--- Your goal ---
Reproduce each line exactly. Skip none.

--- Extracted entries ---
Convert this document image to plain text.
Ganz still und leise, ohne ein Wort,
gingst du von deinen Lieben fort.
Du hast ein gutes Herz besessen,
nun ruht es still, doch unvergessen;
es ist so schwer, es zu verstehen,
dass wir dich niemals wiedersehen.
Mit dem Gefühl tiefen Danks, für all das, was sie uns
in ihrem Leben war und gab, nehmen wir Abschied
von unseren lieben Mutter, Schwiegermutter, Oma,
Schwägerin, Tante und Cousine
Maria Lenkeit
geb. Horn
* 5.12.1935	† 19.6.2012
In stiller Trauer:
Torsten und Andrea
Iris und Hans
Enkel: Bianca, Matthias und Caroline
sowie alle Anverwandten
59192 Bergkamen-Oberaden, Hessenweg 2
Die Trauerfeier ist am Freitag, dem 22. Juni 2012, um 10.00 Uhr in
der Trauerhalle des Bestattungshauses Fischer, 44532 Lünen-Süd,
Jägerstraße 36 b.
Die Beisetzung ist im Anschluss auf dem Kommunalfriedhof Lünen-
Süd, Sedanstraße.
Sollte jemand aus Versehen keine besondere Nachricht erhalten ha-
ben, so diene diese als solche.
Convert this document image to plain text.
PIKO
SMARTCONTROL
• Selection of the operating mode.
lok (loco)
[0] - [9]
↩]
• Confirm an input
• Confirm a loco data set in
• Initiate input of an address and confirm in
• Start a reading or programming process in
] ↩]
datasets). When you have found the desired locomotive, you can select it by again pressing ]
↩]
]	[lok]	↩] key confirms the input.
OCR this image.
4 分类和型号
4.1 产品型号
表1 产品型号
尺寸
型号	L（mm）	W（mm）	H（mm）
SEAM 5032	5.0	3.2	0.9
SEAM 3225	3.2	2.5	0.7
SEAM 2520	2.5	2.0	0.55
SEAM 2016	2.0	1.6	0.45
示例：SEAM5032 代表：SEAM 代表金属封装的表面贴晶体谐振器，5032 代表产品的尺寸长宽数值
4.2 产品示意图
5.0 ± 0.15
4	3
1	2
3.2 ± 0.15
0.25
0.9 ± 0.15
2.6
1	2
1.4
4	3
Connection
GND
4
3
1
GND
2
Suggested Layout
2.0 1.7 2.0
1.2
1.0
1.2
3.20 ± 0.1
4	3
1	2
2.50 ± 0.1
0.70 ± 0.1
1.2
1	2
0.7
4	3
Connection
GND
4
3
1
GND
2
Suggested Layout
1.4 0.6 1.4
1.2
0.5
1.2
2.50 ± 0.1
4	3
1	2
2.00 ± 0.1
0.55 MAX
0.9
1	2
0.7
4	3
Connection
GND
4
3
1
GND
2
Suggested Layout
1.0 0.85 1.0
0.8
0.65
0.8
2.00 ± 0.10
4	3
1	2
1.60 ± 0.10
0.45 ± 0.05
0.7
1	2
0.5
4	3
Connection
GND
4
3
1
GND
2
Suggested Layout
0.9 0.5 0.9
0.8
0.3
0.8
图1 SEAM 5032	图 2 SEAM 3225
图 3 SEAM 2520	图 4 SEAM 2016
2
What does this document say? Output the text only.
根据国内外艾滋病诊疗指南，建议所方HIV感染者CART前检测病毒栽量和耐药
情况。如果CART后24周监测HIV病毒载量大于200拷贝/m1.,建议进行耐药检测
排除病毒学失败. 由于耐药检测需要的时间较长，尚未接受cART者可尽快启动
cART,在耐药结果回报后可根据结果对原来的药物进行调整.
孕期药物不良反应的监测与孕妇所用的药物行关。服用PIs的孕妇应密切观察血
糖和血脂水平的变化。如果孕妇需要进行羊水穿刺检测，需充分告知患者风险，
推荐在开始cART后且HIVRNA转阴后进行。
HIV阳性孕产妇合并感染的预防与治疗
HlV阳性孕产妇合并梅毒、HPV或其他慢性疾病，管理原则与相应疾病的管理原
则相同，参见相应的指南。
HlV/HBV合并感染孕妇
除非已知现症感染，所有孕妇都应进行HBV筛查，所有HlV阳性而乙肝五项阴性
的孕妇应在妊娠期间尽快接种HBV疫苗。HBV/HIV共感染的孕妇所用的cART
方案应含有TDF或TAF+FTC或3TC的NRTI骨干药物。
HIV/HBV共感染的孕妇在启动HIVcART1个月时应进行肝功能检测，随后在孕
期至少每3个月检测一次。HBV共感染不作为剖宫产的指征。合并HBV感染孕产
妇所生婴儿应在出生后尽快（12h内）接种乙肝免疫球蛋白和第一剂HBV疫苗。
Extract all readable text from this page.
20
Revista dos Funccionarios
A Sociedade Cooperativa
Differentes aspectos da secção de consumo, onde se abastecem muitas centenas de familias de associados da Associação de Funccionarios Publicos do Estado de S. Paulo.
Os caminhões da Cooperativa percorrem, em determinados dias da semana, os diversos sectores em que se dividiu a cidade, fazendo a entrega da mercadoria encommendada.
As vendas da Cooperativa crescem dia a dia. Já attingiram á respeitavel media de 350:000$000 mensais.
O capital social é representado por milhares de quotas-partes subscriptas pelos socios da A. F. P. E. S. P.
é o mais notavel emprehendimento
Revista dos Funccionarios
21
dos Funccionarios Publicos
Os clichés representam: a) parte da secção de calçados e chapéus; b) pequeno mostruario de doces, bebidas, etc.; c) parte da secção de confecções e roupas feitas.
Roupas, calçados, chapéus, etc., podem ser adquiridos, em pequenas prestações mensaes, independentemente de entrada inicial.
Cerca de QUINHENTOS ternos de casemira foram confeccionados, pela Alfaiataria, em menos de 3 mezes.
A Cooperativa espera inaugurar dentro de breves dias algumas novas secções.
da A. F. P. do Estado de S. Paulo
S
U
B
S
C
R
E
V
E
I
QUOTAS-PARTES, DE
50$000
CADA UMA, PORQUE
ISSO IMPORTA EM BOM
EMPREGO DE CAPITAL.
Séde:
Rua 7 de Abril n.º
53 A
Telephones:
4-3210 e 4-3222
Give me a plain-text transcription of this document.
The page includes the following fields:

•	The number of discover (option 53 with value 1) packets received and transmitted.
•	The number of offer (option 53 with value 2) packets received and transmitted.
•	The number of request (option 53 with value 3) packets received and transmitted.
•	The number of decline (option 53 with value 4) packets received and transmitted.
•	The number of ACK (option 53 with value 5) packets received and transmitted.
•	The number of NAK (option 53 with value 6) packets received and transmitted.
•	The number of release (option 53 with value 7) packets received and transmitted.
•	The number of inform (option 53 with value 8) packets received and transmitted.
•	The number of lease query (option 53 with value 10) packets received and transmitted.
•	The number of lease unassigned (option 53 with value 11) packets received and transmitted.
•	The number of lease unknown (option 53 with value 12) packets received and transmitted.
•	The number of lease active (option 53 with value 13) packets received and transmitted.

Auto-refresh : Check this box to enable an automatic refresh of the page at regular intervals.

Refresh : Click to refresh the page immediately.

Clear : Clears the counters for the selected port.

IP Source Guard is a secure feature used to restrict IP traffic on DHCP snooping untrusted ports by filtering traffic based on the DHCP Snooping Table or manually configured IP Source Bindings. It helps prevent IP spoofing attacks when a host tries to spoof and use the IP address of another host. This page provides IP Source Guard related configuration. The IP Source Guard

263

--- Task solution ---
Convert this document image to plain text.
Ganz still und leise, ohne ein Wort,
gingst du von deinen Lieben fort.
Du hast ein gutes Herz besessen,
nun ruht es still, doch unvergessen;
es ist so schwer, es zu verstehen,
dass wir dich niemals wiedersehen.
Mit dem Gefühl tiefen Danks, für all das, was sie uns
in ihrem Leben war und gab, nehmen wir Abschied
von unseren lieben Mutter, Schwiegermutter, Oma,
Schwägerin, Tante und Cousine
Maria Lenkeit
geb. Horn
* 5.12.1935	† 19.6.2012
In stiller Trauer:
Torsten und Andrea
Iris und Hans
Enkel: Bianca, Matthias und Caroline
sowie alle Anverwandten
59192 Bergkamen-Oberaden, Hessenweg 2
Die Trauerfeier ist am Freitag, dem 22. Juni 2012, um 10.00 Uhr in
der Trauerhalle des Bestattungshauses Fischer, 44532 Lünen-Süd,
Jägerstraße 36 b.
Die Beisetzung ist im Anschluss auf dem Kommunalfriedhof Lünen-
Süd, Sedanstraße.
Sollte jemand aus Versehen keine besondere Nachricht erhalten ha-
ben, so diene diese als solche.
Convert this document image to plain text.
PIKO
SMARTCONTROL
• Selection of the operating mode.
lok (loco)
[0] - [9]
↩]
• Confirm an input
• Confirm a loco data set in
• Initiate input of an address and confirm in
• Start a reading or programming process in
] ↩]
datasets). When you have found the desired locomotive, you can select it by again pressing ]
↩]
]	[lok]	↩] key confirms the input.
OCR this image.
4 分类和型号
4.1 产品型号
表1 产品型号
尺寸
型号	L（mm）	W（mm）	H（mm）
SEAM 5032	5.0	3.2	0.9
SEAM 3225	3.2	2.5	0.7
SEAM 2520	2.5	2.0	0.55
SEAM 2016	2.0	1.6	0.45
示例：SEAM5032 代表：SEAM 代表金属封装的表面贴晶体谐振器，5032 代表产品的尺寸长宽数值
4.2 产品示意图
5.0 ± 0.15
4	3
1	2
3.2 ± 0.15
0.25
0.9 ± 0.15
2.6
1	2
1.4
4	3
Connection
GND
4
3
1
GND
2
Suggested Layout
2.0 1.7 2.0
1.2
1.0
1.2
3.20 ± 0.1
4	3
1	2
2.50 ± 0.1
0.70 ± 0.1
1.2
1	2
0.7
4	3
Connection
GND
4
3
1
GND
2
Suggested Layout
1.4 0.6 1.4
1.2
0.5
1.2
2.50 ± 0.1
4	3
1	2
2.00 ± 0.1
0.55 MAX
0.9
1	2
0.7
4	3
Connection
GND
4
3
1
GND
2
Suggested Layout
1.0 0.85 1.0
0.8
0.65
0.8
2.00 ± 0.10
4	3
1	2
1.60 ± 0.10
0.45 ± 0.05
0.7
1	2
0.5
4	3
Connection
GND
4
3
1
GND
2
Suggested Layout
0.9 0.5 0.9
0.8
0.3
0.8
图1 SEAM 5032	图 2 SEAM 3225
图 3 SEAM 2520	图 4 SEAM 2016
2
What does this document say? Output the text only.
根据国内外艾滋病诊疗指南，建议所方HIV感染者CART前检测病毒栽量和耐药
情况。如果CART后24周监测HIV病毒载量大于200拷贝/m1.,建议进行耐药检测
排除病毒学失败. 由于耐药检测需要的时间较长，尚未接受cART者可尽快启动
cART,在耐药结果回报后可根据结果对原来的药物进行调整.
孕期药物不良反应的监测与孕妇所用的药物行关。服用PIs的孕妇应密切观察血
糖和血脂水平的变化。如果孕妇需要进行羊水穿刺检测，需充分告知患者风险，
推荐在开始cART后且HIVRNA转阴后进行。
HIV阳性孕产妇合并感染的预防与治疗
HlV阳性孕产妇合并梅毒、HPV或其他慢性疾病，管理原则与相应疾病的管理原
则相同，参见相应的指南。
HlV/HBV合并感染孕妇
除非已知现症感染，所有孕妇都应进行HBV筛查，所有HlV阳性而乙肝五项阴性
的孕妇应在妊娠期间尽快接种HBV疫苗。HBV/HIV共感染的孕妇所用的cART
方案应含有TDF或TAF+FTC或3TC的NRTI骨干药物。
HIV/HBV共感染的孕妇在启动HIVcART1个月时应进行肝功能检测，随后在孕
期至少每3个月检测一次。HBV共感染不作为剖宫产的指征。合并HBV感染孕产
妇所生婴儿应在出生后尽快（12h内）接种乙肝免疫球蛋白和第一剂HBV疫苗。
Extract all readable text from this page.
20
Revista dos Funccionarios
A Sociedade Cooperativa
Differentes aspectos da secção de consumo, onde se abastecem muitas centenas de familias de associados da Associação de Funccionarios Publicos do Estado de S. Paulo.
Os caminhões da Cooperativa percorrem, em determinados dias da semana, os diversos sectores em que se dividiu a cidade, fazendo a entrega da mercadoria encommendada.
As vendas da Cooperativa crescem dia a dia. Já attingiram á respeitavel media de 350:000$000 mensais.
O capital social é representado por milhares de quotas-partes subscriptas pelos socios da A. F. P. E. S. P.
é o mais notavel emprehendimento
Revista dos Funccionarios
21
dos Funccionarios Publicos
Os clichés representam: a) parte da secção de calçados e chapéus; b) pequeno mostruario de doces, bebidas, etc.; c) parte da secção de confecções e roupas feitas.
Roupas, calçados, chapéus, etc., podem ser adquiridos, em pequenas prestações mensaes, independentemente de entrada inicial.
Cerca de QUINHENTOS ternos de casemira foram confeccionados, pela Alfaiataria, em menos de 3 mezes.
A Cooperativa espera inaugurar dentro de breves dias algumas novas secções.
da A. F. P. do Estado de S. Paulo
S
U
B
S
C
R
E
V
E
I
QUOTAS-PARTES, DE
50$000
CADA UMA, PORQUE
ISSO IMPORTA EM BOM
EMPREGO DE CAPITAL.
Séde:
Rua 7 de Abril n.º
53 A
Telephones:
4-3210 e 4-3222
Give me a plain-text transcription of this document.
The page includes the following fields:

•	The number of discover (option 53 with value 1) packets received and transmitted.
•	The number of offer (option 53 with value 2) packets received and transmitted.
•	The number of request (option 53 with value 3) packets received and transmitted.
•	The number of decline (option 53 with value 4) packets received and transmitted.
•	The number of ACK (option 53 with value 5) packets received and transmitted.
•	The number of NAK (option 53 with value 6) packets received and transmitted.
•	The number of release (option 53 with value 7) packets received and transmitted.
•	The number of inform (option 53 with value 8) packets received and transmitted.
•	The number of lease query (option 53 with value 10) packets received and transmitted.
•	The number of lease unassigned (option 53 with value 11) packets received and transmitted.
•	The number of lease unknown (option 53 with value 12) packets received and transmitted.
•	The number of lease active (option 53 with value 13) packets received and transmitted.

Auto-refresh : Check this box to enable an automatic refresh of the page at regular intervals.

Refresh : Click to refresh the page immediately.

Clear : Clears the counters for the selected port.

IP Source Guard is a secure feature used to restrict IP traffic on DHCP snooping untrusted ports by filtering traffic based on the DHCP Snooping Table or manually configured IP Source Bindings. It helps prevent IP spoofing attacks when a host tries to spoof and use the IP address of another host. This page provides IP Source Guard related configuration. The IP Source Guard

263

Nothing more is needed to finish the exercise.